*Work to complete*
Render as a numbered list the items from the line with "index-entry: Σωνέβης Θεοδωρῆς" to the line with "index-entry: Τζαλαμιδᾶς Γιώργης", leaving out any blank lines.

*The data*

^^^^

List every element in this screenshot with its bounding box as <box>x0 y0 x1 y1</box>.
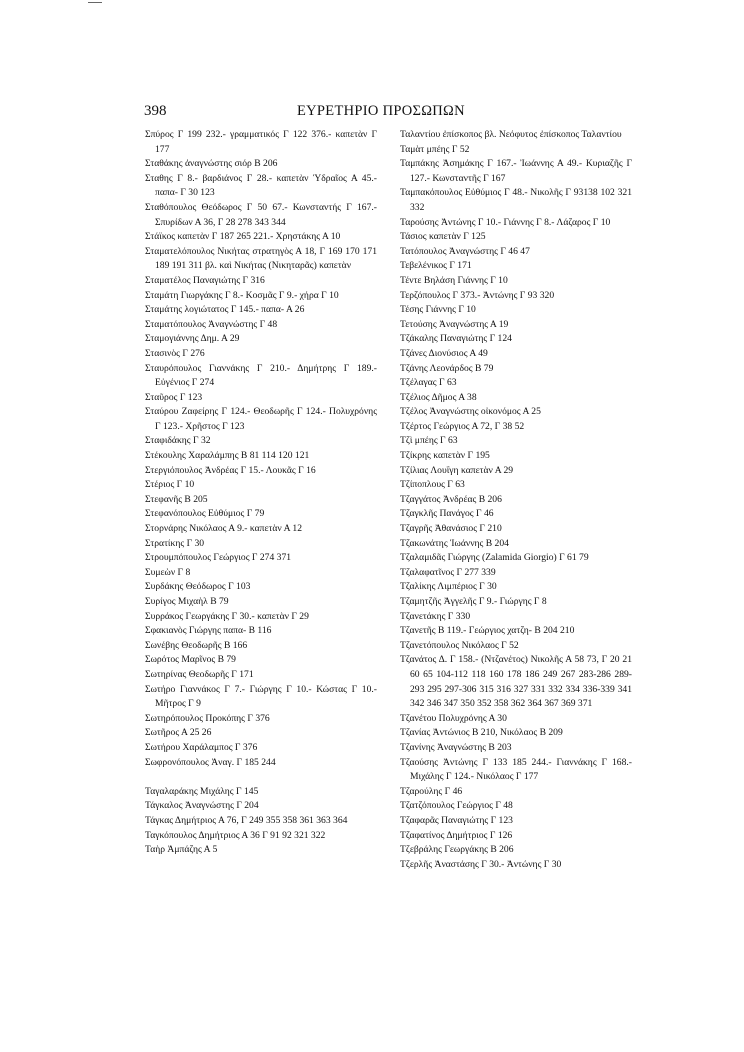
index-entry: Σωνέβης Θεοδωρῆς Β 166 <box>145 639 248 651</box>
index-entry: Σφακιανὸς Γιώργης παπα- Β 116 <box>145 625 272 637</box>
index-entry: Τζανετῆς Β 119.- Γεώργιος χατζη- Β 204 210 <box>400 625 575 637</box>
index-entry: Τζαλαμιδᾶς Γιώργης (Zalamida Giorgio) Γ 61 79 <box>400 552 589 564</box>
index-entry: Τέσης Γιάννης Γ 10 <box>400 304 476 316</box>
index-entry: Ταγαλαράκης Μιχάλης Γ 145 <box>145 785 259 797</box>
index-entry: Σωτῆρος Α 25 26 <box>145 727 212 739</box>
index-entry: Σταμάτη Γιωργάκης Γ 8.- Κοσμᾶς Γ 9.- χήρα Γ 10 <box>145 289 339 301</box>
index-entry: Σωτήρου Χαράλαμπος Γ 376 <box>145 741 258 753</box>
index-entry: Τζαφατίνος Δημήτριος Γ 126 <box>400 829 513 841</box>
index-entry: Σωφρονόπουλος Ἀναγ. Γ 185 244 <box>145 756 276 768</box>
index-entry: Τζαούσης Ἀντώνης Γ 133 185 244.- Γιαννάκης Γ 168.- Μιχάλης Γ 124.- Νικόλαος Γ 177 <box>400 756 632 783</box>
index-entry: Συρίγος Μιχαὴλ Β 79 <box>145 596 229 607</box>
index-entry: Ταμπάκης Ἀσημάκης Γ 167.- Ἰωάννης Α 49.- Κυριαζῆς Γ 127.- Κωνσταντῆς Γ 167 <box>400 158 632 184</box>
index-entry: Τερζόπουλος Γ 373.- Ἀντώνης Γ 93 320 <box>400 289 555 301</box>
index-column-left <box>145 128 377 858</box>
index-entry: Σπύρος Γ 199 232.- γραμματικός Γ 122 376.- καπετὰν Γ 177 <box>145 129 377 155</box>
index-entry: Στέκουλης Χαραλάμπης Β 81 114 120 121 <box>145 450 310 462</box>
index-entry: Σταθης Γ 8.- βαρδιάνος Γ 28.- καπετὰν Ὑδραῖος Α 45.- παπα- Γ 30 123 <box>145 172 377 199</box>
index-entry: Στεφανῆς Β 205 <box>145 493 208 505</box>
index-entry: Σταῦρος Γ 123 <box>145 391 203 403</box>
index-entry: Τζέλαγας Γ 63 <box>400 377 457 389</box>
index-entry: Τζερλῆς Ἀναστάσης Γ 30.- Ἀντώνης Γ 30 <box>400 858 562 870</box>
index-entry: Συμεὼν Γ 8 <box>145 566 191 578</box>
index-entry: Στρατίκης Γ 30 <box>145 537 205 549</box>
index-entry: Τζέρτος Γεώργιος Α 72, Γ 38 52 <box>400 420 525 432</box>
index-entry: Τζίλιας Λουΐγη καπετὰν Α 29 <box>400 464 514 476</box>
index-column-right <box>400 128 632 872</box>
index-entry: Τζαλίκης Λιμπέριος Γ 30 <box>400 581 497 593</box>
index-entry: Σταματέλος Παναγιώτης Γ 316 <box>145 274 265 286</box>
scan-corner-mark <box>88 2 102 3</box>
index-entry: Στορνάρης Νικόλαος Α 9.- καπετὰν Α 12 <box>145 523 303 535</box>
index-entry: Στάϊκος καπετὰν Γ 187 265 221.- Χρηστάκης Α 10 <box>145 231 341 243</box>
index-entry: Στεργιόπουλος Ἀνδρέας Γ 15.- Λουκᾶς Γ 16 <box>145 464 316 476</box>
index-entry: Τζεβράλης Γεωργάκης Β 206 <box>400 844 514 856</box>
index-entry: Τζαρούλης Γ 46 <box>400 785 463 797</box>
index-entry: Τζανέτου Πολυχρόνης Α 30 <box>400 712 507 724</box>
index-entry: Σταμάτης λογιώτατος Γ 145.- παπα- Α 26 <box>145 304 305 316</box>
index-entry: Τζαγκλῆς Πανάγος Γ 46 <box>400 508 494 520</box>
index-entry: Σταμογιάννης Δημ. Α 29 <box>145 333 240 345</box>
index-entry: Τζατζόπουλος Γεώργιος Γ 48 <box>400 800 513 812</box>
index-entry: Συρδάκης Θεόδωρος Γ 103 <box>145 581 251 593</box>
index-entry: Τζακωνάτης Ἰωάννης Β 204 <box>400 537 509 549</box>
index-entry: Ταμπακόπουλος Εὐθύμιος Γ 48.- Νικολῆς Γ 93138 102 321 332 <box>400 187 632 213</box>
index-entry: Τζάκαλης Παναγιώτης Γ 124 <box>400 333 512 345</box>
index-entry: Τάγκαλος Ἀναγνώστης Γ 204 <box>145 800 259 812</box>
index-entry: Σταθόπουλος Θεόδωρος Γ 50 67.- Κωνσταντής Γ 167.- Σπυρίδων Α 36, Γ 28 278 343 344 <box>145 201 377 228</box>
index-entry: Στέριος Γ 10 <box>145 479 195 491</box>
index-entry: Σωρότος Μαρῖνος Β 79 <box>145 654 236 666</box>
index-entry: Τζάνες Διονύσιος Α 49 <box>400 347 488 359</box>
index-entry: Στρουμπόπουλος Γεώργιος Γ 274 371 <box>145 552 292 564</box>
index-entry: Τζίποπλους Γ 63 <box>400 479 465 491</box>
index-entry: Σταφιδάκης Γ 32 <box>145 435 211 447</box>
page-header: ΕΥΡΕΤΗΡΙΟ ΠΡΟΣΩΠΩΝ <box>297 103 465 119</box>
index-entry: Ταρούσης Ἀντώνης Γ 10.- Γιάννης Γ 8.- Λάζαρος Γ 10 <box>400 216 611 228</box>
index-entry: Σταύρου Ζαφείρης Γ 124.- Θεοδωρῆς Γ 124.- Πολυχρόνης Γ 123.- Χρῆστος Γ 123 <box>145 406 377 432</box>
index-entry: Σταματόπουλος Ἀναγνώστης Γ 48 <box>145 318 278 330</box>
index-entry: Τζανίας Ἀντώνιος Β 210, Νικόλαος Β 209 <box>400 727 563 739</box>
index-entry: Τζέλιος Δῆμος Α 38 <box>400 391 477 403</box>
index-entry: Τζάνης Λεονάρδος Β 79 <box>400 362 494 374</box>
index-entry: Τετούσης Ἀναγνώστης Α 19 <box>400 318 509 330</box>
index-entry: Τάσιος καπετὰν Γ 125 <box>400 231 486 243</box>
page-number: 398 <box>144 103 167 119</box>
index-entry: Σταματελόπουλος Νικήτας στρατηγὸς Α 18, Γ 169 170 171 189 191 311 βλ. καὶ Νικήτας (Νικηταρᾶς) καπετὰν <box>145 245 377 272</box>
index-entry: Σωτηρόπουλος Προκόπης Γ 376 <box>145 712 270 724</box>
index-entry: Σταυρόπουλος Γιαννάκης Γ 210.- Δημήτρης Γ 189.- Εὐγένιος Γ 274 <box>145 362 377 389</box>
index-entry: Στασινὸς Γ 276 <box>145 347 205 359</box>
index-entry: Σωτηρίνας Θεοδωρῆς Γ 171 <box>145 668 254 680</box>
index-entry: Ταὴρ Ἀμπάζης Α 5 <box>145 844 218 856</box>
index-entry: Ταλαντίου ἐπίσκοπος βλ. Νεόφυτος ἐπίσκοπος Ταλαντίου <box>400 129 622 140</box>
index-entry: Τάγκας Δημήτριος Α 76, Γ 249 355 358 361 363 364 <box>145 814 348 826</box>
index-entry: Τέντε Βηλάση Γιάννης Γ 10 <box>400 274 508 286</box>
index-entry: Ταγκόπουλος Δημήτριος Α 36 Γ 91 92 321 322 <box>145 829 326 841</box>
index-entry: Συρράκος Γεωργάκης Γ 30.- καπετὰν Γ 29 <box>145 610 309 622</box>
index-entry: Σταθάκης ἀναγνώστης σιόρ Β 206 <box>145 158 278 170</box>
index-entry: Τζίκρης καπετὰν Γ 195 <box>400 450 490 462</box>
index-entry: Τζανετόπουλος Νικόλαος Γ 52 <box>400 639 519 651</box>
index-entry: Τζέλος Ἀναγνώστης οἰκονόμος Α 25 <box>400 406 541 418</box>
index-entry: Σωτήρο Γιαννάκος Γ 7.- Γιώργης Γ 10.- Κώστας Γ 10.- Μῆτρος Γ 9 <box>145 683 377 710</box>
index-entry: Τζαλαφατῖνος Γ 277 339 <box>400 566 496 578</box>
index-entry: Ταμὰτ μπέης Γ 52 <box>400 143 470 155</box>
index-entry: Τζαγγάτος Ἀνδρέας Β 206 <box>400 493 502 505</box>
index-entry: Τζαφαρᾶς Παναγιώτης Γ 123 <box>400 814 513 826</box>
index-entry: Τατόπουλος Ἀναγνώστης Γ 46 47 <box>400 245 530 257</box>
index-entry: Τεβελένικος Γ 171 <box>400 260 472 272</box>
index-entry: Τζαμητζῆς Ἀγγελῆς Γ 9.- Γιώργης Γ 8 <box>400 596 547 607</box>
index-entry: Τζανάτος Δ. Γ 158.- (Ντζανέτος) Νικολῆς Α 58 73, Γ 20 21 60 65 104-112 118 160 178 186 249 267 283-286 289-293 295 297-306 315 316 327 331 332 334 336-339 341 342 346 347 350 352 358 362 364 367 369 371 <box>400 654 632 710</box>
index-entry: Τζανίνης Ἀναγνώστης Β 203 <box>400 741 512 753</box>
index-entry: Τζανετάκης Γ 330 <box>400 610 471 622</box>
index-entry: Τζὶ μπέης Γ 63 <box>400 435 458 447</box>
index-entry: Στεφανόπουλος Εὐθύμιος Γ 79 <box>145 508 265 520</box>
index-entry: Τζαγρῆς Ἀθανάσιος Γ 210 <box>400 523 502 535</box>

^^^^

*Answer*
1. index-entry: Σωνέβης Θεοδωρῆς Β 166 <box>145 639 248 651</box>
2. index-entry: Σφακιανὸς Γιώργης παπα- Β 116 <box>145 625 272 637</box>
3. index-entry: Τζανετῆς Β 119.- Γεώργιος χατζη- Β 204 210 <box>400 625 575 637</box>
4. index-entry: Τζαλαμιδᾶς Γιώργης (Zalamida Giorgio) Γ 61 79 <box>400 552 589 564</box>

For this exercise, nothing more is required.